▶ _Instructions to follow_: Count every line in the entries that contains "Ejercicios". Report that count alone.

▶ _Task data_:
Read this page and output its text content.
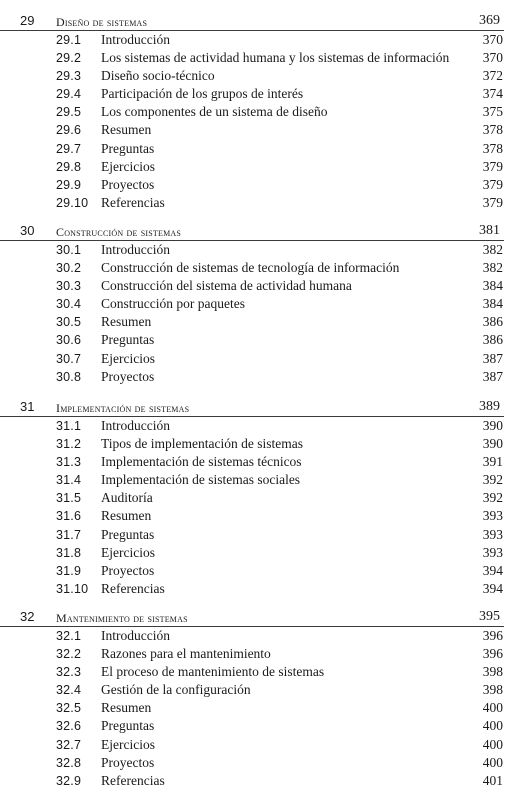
29 Diseño de sistemas	369
29.1 Introducción	370
29.2 Los sistemas de actividad humana y los sistemas de información 370
29.3 Diseño socio-técnico	372
29.4 Participación de los grupos de interés	374
29.5 Los componentes de un sistema de diseño	375
29.6 Resumen	378
29.7 Preguntas	378
29.8 Ejercicios	379
29.9 Proyectos	379
29.10 Referencias	379
30 Construcción de sistemas	381
30.1 Introducción	382
30.2 Construcción de sistemas de tecnología de información	382
30.3 Construcción del sistema de actividad humana	384
30.4 Construcción por paquetes	384
30.5 Resumen	386
30.6 Preguntas	386
30.7 Ejercicios	387
30.8 Proyectos	387
31 Implementación de sistemas	389
31.1 Introducción	390
31.2 Tipos de implementación de sistemas	390
31.3 Implementación de sistemas técnicos	391
31.4 Implementación de sistemas sociales	392
31.5 Auditoría	392
31.6 Resumen	393
31.7 Preguntas	393
31.8 Ejercicios	393
31.9 Proyectos	394
31.10 Referencias	394
32 Mantenimiento de sistemas	395
32.1 Introducción	396
32.2 Razones para el mantenimiento	396
32.3 El proceso de mantenimiento de sistemas	398
32.4 Gestión de la configuración	398
32.5 Resumen	400
32.6 Preguntas	400
32.7 Ejercicios	400
32.8 Proyectos	400
32.9 Referencias	401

▶ _Answer to the exercise_: 4